━━━━━ Records supplied

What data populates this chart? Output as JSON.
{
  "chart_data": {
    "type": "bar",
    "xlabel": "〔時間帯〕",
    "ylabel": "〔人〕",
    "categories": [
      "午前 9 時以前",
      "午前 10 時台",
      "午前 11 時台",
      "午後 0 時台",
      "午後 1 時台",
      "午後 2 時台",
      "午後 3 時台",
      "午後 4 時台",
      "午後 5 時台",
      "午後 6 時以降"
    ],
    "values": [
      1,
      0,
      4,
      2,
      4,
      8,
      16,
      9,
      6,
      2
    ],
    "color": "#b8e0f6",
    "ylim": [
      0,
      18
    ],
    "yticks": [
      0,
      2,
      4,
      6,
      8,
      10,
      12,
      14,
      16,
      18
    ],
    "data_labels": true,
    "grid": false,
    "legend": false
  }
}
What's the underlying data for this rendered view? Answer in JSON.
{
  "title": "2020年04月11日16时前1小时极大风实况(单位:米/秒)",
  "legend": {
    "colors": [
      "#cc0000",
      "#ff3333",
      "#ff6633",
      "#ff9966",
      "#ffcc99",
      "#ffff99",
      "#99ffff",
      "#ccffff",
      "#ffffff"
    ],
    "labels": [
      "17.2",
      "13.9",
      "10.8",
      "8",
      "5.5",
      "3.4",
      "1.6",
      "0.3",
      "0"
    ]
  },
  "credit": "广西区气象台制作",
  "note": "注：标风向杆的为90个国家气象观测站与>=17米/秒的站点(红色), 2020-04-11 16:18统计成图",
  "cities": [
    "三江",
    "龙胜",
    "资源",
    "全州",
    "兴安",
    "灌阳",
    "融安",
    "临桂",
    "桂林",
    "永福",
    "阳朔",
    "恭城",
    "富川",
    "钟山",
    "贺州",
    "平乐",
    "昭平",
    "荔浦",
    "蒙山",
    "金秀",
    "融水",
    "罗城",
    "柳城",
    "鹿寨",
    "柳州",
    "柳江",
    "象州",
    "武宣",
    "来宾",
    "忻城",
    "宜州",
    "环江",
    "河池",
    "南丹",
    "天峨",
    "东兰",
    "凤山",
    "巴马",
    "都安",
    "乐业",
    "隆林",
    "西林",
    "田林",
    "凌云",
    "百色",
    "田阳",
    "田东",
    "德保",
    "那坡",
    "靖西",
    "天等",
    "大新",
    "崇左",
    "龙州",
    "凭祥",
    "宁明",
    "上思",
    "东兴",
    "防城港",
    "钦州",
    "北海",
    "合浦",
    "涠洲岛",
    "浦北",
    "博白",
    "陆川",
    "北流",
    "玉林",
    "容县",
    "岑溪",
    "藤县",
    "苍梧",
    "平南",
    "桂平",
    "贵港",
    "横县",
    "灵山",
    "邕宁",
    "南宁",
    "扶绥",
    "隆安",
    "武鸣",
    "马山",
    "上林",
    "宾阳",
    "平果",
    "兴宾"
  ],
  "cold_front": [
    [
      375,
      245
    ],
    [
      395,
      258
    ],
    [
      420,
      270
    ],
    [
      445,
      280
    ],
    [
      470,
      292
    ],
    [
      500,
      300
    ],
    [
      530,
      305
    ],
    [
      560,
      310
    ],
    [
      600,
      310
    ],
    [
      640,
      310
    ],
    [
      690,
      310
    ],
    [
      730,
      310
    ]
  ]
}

━━━━━━━━━━

▸ To be done: Pull out every line of the records that includes the string "What".

▸ Complete output:
What data populates this chart? Output as JSON.
What's the underlying data for this rendered view? Answer in JSON.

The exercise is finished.